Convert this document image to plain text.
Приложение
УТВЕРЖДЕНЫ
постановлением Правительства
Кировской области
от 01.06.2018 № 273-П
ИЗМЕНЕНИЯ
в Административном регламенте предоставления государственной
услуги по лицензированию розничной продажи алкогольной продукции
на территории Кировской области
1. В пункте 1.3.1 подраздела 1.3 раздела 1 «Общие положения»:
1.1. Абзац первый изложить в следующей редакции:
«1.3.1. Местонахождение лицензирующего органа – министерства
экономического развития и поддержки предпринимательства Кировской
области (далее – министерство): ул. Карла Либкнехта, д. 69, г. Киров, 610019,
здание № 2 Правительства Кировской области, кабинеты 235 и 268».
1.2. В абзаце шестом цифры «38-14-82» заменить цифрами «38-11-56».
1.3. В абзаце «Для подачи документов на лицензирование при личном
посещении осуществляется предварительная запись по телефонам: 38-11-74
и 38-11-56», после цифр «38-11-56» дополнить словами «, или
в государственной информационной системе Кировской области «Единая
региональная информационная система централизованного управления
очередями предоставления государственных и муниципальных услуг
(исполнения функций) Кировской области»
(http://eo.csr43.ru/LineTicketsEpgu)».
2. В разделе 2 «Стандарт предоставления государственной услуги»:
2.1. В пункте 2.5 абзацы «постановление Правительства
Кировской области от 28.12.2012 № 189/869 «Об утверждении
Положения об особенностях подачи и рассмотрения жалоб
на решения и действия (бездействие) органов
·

TASK OBJECTIVE:
Each line of the data that includes the word "государственной" counts once; report the total and nothing more.

EXERCISE OUTPUT:
3